What is being asked ▸ Update the records from the first line up to and including the line with "state-region (514, 319, 556, 406)" by changing every "state-region" to "territory" and leaving everything else unchanged. Return only those lines.

* START *

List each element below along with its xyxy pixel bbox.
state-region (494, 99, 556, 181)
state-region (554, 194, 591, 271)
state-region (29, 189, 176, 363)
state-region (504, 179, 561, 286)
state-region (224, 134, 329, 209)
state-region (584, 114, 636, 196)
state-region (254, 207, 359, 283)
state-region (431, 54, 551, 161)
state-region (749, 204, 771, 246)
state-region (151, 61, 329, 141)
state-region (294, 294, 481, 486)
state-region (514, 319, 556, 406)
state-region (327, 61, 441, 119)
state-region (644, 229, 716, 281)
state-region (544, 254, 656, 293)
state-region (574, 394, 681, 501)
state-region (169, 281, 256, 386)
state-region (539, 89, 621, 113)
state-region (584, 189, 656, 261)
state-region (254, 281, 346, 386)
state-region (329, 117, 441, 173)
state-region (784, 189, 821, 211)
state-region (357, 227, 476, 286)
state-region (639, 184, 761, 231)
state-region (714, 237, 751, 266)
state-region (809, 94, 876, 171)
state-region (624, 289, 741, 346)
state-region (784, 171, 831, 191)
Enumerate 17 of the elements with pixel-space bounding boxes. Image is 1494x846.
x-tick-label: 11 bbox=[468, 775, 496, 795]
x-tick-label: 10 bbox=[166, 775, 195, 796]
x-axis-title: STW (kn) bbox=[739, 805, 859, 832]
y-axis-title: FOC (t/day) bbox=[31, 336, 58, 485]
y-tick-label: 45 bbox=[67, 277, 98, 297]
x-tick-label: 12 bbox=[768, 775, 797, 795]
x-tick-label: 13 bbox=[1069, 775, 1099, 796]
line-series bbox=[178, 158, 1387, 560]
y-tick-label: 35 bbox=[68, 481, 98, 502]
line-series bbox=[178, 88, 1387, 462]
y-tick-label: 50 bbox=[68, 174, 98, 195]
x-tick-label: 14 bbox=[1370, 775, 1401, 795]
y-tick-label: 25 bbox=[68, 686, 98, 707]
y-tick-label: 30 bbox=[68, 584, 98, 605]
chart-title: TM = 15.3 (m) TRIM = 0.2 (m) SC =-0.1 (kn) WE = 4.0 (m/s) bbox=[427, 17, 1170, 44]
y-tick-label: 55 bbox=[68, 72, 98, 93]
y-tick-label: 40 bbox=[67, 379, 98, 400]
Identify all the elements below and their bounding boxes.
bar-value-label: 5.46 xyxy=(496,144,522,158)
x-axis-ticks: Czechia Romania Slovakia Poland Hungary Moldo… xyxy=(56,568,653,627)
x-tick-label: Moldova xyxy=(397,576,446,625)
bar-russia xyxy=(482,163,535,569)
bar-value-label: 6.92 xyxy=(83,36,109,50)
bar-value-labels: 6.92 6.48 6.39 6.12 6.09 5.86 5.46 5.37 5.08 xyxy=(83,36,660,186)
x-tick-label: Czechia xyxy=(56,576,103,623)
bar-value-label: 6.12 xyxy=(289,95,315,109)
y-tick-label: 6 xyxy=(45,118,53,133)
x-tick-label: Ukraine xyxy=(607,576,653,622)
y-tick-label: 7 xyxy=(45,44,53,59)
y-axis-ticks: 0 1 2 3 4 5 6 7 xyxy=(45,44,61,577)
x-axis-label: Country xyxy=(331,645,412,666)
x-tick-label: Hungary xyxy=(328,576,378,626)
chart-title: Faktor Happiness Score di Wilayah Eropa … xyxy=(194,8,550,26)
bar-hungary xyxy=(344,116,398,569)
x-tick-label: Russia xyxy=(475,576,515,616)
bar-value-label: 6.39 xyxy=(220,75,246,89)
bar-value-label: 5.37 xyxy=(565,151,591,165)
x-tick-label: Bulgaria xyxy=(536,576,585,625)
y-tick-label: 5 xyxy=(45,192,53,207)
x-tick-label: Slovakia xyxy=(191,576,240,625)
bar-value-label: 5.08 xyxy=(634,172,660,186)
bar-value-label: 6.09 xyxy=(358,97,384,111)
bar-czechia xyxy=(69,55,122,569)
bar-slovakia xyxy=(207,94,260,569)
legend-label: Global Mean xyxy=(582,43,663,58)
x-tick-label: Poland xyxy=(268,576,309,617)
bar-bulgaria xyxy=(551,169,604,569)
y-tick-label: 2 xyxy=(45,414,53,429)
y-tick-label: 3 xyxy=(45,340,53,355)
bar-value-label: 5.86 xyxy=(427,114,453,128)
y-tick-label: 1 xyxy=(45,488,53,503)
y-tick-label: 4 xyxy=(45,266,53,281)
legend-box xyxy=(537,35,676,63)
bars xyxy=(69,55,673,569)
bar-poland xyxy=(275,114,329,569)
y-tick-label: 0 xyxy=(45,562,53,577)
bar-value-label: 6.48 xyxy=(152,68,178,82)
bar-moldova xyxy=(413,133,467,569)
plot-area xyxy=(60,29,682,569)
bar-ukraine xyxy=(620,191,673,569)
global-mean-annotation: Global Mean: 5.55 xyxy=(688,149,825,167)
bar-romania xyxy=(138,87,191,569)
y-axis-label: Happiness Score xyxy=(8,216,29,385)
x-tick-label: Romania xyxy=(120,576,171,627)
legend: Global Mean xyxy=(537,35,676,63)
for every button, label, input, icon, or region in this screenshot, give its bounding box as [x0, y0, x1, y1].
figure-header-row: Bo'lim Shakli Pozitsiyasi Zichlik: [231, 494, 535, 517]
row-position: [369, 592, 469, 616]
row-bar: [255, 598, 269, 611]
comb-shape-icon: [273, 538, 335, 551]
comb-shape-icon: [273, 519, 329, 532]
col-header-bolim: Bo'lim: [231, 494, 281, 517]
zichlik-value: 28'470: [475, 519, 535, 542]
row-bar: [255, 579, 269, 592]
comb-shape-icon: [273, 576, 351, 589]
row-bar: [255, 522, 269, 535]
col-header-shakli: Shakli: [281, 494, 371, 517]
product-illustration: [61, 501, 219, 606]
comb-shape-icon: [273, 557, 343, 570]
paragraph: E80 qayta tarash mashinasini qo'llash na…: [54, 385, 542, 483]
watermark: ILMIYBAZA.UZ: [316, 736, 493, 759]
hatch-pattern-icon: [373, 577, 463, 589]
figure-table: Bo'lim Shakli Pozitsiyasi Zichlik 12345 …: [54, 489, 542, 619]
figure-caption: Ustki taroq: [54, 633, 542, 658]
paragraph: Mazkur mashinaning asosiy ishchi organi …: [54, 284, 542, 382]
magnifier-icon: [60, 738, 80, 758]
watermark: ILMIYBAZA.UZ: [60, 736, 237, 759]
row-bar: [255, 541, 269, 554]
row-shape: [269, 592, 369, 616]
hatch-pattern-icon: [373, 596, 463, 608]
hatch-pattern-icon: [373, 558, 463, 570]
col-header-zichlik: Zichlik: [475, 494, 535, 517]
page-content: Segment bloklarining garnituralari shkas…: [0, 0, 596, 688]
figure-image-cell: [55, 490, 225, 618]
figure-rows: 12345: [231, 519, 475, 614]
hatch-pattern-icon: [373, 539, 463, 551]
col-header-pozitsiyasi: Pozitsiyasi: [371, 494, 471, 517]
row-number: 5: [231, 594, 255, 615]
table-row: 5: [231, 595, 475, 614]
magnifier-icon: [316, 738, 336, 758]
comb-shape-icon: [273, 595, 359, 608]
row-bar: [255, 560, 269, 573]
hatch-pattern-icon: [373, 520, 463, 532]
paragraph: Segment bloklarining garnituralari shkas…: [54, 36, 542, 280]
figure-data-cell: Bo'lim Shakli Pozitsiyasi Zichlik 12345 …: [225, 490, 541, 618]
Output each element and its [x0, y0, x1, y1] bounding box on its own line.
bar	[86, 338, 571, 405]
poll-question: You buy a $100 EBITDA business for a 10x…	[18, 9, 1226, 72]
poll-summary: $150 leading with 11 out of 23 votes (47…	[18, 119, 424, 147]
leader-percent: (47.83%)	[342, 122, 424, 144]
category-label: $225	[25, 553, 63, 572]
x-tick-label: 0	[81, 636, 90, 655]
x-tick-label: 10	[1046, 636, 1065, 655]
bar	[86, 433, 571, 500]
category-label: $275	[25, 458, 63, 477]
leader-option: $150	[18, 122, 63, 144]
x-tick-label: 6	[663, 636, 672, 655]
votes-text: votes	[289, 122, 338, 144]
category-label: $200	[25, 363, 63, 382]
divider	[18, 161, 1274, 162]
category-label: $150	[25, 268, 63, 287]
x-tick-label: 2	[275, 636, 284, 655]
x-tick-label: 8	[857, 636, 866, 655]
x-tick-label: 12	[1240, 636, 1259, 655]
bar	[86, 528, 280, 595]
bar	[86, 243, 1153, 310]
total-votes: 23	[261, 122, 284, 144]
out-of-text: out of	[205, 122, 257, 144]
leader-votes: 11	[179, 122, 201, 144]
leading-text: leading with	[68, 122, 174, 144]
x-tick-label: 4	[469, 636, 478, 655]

* END *

Response for this exercise ▸
List each element below along with its xyxy pixel bbox.
territory (494, 99, 556, 181)
territory (554, 194, 591, 271)
territory (29, 189, 176, 363)
territory (504, 179, 561, 286)
territory (224, 134, 329, 209)
territory (584, 114, 636, 196)
territory (254, 207, 359, 283)
territory (431, 54, 551, 161)
territory (749, 204, 771, 246)
territory (151, 61, 329, 141)
territory (294, 294, 481, 486)
territory (514, 319, 556, 406)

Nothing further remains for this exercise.